**Written task 1**
Answer these questions from the text on Mr. Wachira's submissions, one line each, with answers marked the same way:
(a) Whose affidavit did the figure of Ksh.16,876,798/- come from, and what date does that affidavit bear?
(b) What total had the Garnishee paid the Respondent under the garnishee order absolute?
(c) What sum did Karisa Iha admit as paid in his Replying Affidavit of 2nd October, 2013?
**Written task 2**
Write the next part of the text on Mr. Wachira's submissions, starting right after its final sentence.

**Text shown**
--------------------------------------------------

Mr. Wachira relied on his written submissions dated 12th November, 2014 and further submitted that the figure of Ksh.16,876,798/- came from Mr. Paul Gichuhi’s Supplementary Affidavit dated 15th May, 2013.  That that was the amount that was the basis of the garnishee order absolute of 25th June, 2013, pursuant to which the Garnishee had paid the Respondent a total of Ksh. 5 million. Mr. Wachira further submitted that the application was misconceived in that, it should have been filed in the NBI HCCC No. 1108 of 2006 and not in the present proceedings.

The further submissions for the Respondent were that the court had all the present facts and in particular the amended statement of accounts when the ruling of 25th June, 2013 was made. That it will be extremely unjust and unfair to the Respondent to admit the purported further adjustments to the accounts between the Garnishee and Judgment-Debtor at the juncture as the Respondent cannot make any meaningful input thereto. Mr. Wachira took issue with the order of 14th November, 2013. He submitted that the same sought to vary an order of 3rd July, 2013 which was none existent. He submitted that there was clear collusion between the Garnishee and the Judgment-Debtor to defeat the Garnishee order. Finally, that since Karisa Iha had in his Replying Affidavit of 2nd October, 2013 admitted only Ksh.2 million as having been paid and not the sum of Ksh. 5 million, the consent of Ksh.7 Million made on 14th November, 2013 was a collusion between the Judgment-Debtor and the Garnishee. Counsel, therefore, urged that the application be dismissed with costs.

--------------------------------------------------

**Records**
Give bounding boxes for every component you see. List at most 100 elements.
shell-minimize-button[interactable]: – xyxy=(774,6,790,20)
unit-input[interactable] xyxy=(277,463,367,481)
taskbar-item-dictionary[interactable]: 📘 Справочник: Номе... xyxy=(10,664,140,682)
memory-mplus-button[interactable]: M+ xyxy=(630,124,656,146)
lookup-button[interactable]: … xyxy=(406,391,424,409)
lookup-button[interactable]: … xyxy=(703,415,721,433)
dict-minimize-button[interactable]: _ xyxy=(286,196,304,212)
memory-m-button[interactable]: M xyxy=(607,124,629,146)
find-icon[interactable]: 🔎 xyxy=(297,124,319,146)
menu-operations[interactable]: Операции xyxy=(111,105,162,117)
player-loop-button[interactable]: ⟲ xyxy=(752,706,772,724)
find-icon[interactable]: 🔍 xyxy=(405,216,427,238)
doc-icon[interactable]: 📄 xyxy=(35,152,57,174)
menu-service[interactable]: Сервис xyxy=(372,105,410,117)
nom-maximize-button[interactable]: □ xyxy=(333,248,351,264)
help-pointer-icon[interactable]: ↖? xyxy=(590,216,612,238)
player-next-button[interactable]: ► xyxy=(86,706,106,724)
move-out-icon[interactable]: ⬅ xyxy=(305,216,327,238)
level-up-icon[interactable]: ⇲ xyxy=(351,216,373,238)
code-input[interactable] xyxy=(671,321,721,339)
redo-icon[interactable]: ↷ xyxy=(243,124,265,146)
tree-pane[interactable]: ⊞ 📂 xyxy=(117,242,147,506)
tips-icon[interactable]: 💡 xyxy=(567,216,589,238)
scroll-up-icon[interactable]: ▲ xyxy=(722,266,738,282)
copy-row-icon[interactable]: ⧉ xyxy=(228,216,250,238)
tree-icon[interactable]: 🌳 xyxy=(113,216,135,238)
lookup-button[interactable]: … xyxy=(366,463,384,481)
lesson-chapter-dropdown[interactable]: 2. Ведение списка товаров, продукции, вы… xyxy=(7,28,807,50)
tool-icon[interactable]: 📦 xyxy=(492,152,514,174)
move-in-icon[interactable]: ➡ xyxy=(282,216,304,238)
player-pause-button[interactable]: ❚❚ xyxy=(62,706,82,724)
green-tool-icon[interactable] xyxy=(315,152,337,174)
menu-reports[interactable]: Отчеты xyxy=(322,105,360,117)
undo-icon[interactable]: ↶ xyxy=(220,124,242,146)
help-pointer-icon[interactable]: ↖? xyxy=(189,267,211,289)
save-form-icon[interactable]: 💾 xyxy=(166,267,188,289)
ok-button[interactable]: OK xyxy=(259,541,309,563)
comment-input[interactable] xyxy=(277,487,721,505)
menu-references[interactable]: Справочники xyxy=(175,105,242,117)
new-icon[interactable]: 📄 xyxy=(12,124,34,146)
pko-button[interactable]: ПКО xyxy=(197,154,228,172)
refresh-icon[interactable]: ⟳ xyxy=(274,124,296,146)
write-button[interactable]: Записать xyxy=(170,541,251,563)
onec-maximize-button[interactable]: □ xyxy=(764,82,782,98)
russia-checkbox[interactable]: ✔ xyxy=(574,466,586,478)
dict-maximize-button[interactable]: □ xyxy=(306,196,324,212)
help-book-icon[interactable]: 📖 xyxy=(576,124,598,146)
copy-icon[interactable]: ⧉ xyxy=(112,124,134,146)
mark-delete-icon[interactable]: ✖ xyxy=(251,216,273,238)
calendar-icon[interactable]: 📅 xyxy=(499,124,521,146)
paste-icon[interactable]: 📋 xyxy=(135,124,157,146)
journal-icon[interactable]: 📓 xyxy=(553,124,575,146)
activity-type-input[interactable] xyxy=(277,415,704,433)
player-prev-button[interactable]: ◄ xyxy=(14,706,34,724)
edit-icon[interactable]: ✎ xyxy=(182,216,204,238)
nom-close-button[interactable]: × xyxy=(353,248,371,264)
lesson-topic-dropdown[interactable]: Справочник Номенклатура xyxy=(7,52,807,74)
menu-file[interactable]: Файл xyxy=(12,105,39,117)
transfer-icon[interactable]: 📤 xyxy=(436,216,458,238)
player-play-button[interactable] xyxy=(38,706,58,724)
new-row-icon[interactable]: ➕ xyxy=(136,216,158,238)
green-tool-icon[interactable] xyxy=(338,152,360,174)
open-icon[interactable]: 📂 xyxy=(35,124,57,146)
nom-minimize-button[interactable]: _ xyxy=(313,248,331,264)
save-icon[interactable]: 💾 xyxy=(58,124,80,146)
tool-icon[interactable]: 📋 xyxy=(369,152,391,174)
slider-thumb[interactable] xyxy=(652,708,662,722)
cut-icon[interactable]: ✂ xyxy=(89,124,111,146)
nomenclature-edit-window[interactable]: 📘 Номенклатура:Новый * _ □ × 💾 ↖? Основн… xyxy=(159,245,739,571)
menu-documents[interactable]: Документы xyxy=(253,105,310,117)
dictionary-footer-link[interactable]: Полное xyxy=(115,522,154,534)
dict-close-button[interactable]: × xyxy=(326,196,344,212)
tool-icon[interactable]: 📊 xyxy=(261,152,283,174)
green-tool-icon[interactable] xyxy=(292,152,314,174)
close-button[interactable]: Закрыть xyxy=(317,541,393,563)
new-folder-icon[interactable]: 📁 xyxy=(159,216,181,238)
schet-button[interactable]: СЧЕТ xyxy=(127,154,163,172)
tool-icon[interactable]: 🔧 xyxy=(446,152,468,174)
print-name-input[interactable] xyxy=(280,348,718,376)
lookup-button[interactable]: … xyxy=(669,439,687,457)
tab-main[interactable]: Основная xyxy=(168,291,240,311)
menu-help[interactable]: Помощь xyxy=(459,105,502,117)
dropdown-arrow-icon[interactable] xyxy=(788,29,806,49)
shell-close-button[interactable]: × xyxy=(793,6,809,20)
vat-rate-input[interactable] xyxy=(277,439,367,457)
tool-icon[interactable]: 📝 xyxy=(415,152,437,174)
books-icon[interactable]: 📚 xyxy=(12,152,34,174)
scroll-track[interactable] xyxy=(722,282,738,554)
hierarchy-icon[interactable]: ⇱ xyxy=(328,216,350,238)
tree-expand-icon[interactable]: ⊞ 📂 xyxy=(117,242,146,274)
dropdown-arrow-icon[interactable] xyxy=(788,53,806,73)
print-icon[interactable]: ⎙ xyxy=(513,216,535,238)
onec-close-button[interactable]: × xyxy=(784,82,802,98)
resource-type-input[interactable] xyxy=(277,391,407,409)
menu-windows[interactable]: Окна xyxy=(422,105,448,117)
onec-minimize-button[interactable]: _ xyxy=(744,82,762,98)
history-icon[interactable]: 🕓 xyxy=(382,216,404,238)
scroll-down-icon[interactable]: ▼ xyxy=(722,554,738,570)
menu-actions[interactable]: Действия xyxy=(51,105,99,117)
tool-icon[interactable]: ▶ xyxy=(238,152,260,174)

--------------------------------------------------

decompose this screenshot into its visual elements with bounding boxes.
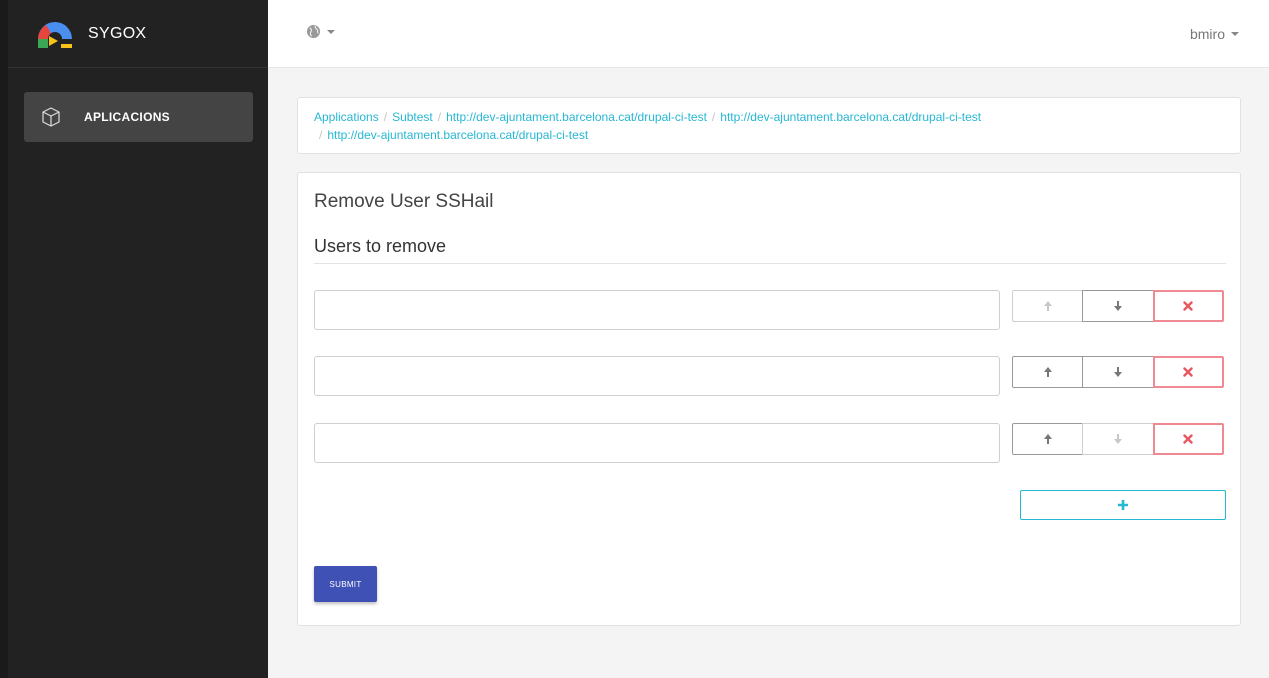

--------------------------------------------------

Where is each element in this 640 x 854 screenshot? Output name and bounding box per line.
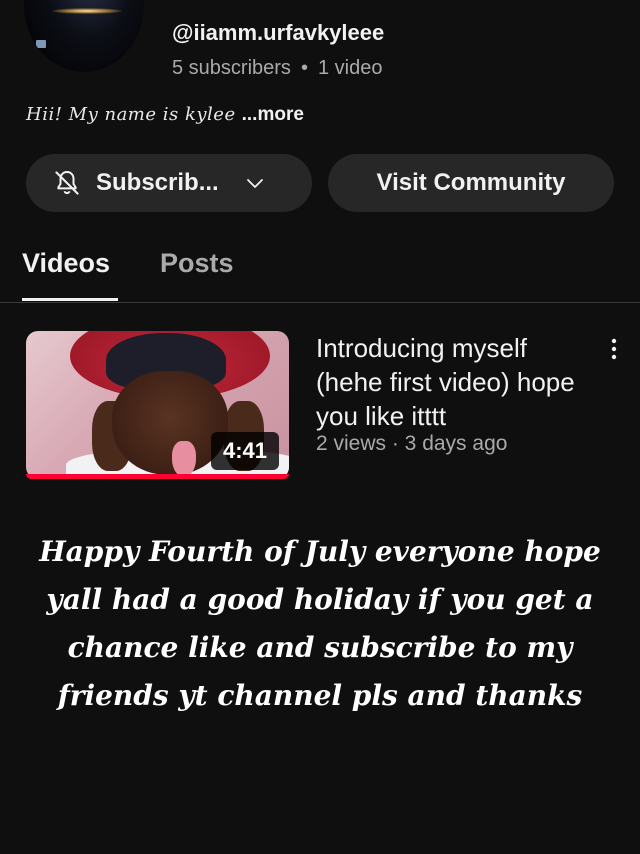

--------------------------------------------------

**Right answer 1**
(a) Mr. Paul Gichuhi's Supplementary Affidavit, dated 15th May, 2013.
(b) Ksh. 5 million.
(c) Ksh.2 million.

**Right answer 2**
This is an application for review. I have carefully examined and considered the Affidavits on record, the written submissions of counsel and the oral highlights. The jurisdiction of this court under Order 45 is very clear. The court can only review its order firstly if there is an error apparent on the face of the record, secondly, if there is discovery of material or evidence that was unavailable after exercise of diligence at the time of making the order sought to be reviewed and thirdly, for sufficient reason. Accordingly, the Garnishee must bring itself within these parameters if it has to succeed in its application.

The Garnishee’s case is threefold. That there was an error on record in that the amount attached was Ksh.10,516,557/08 yet the decree absolute was issued for Ksh.16,878,790/-.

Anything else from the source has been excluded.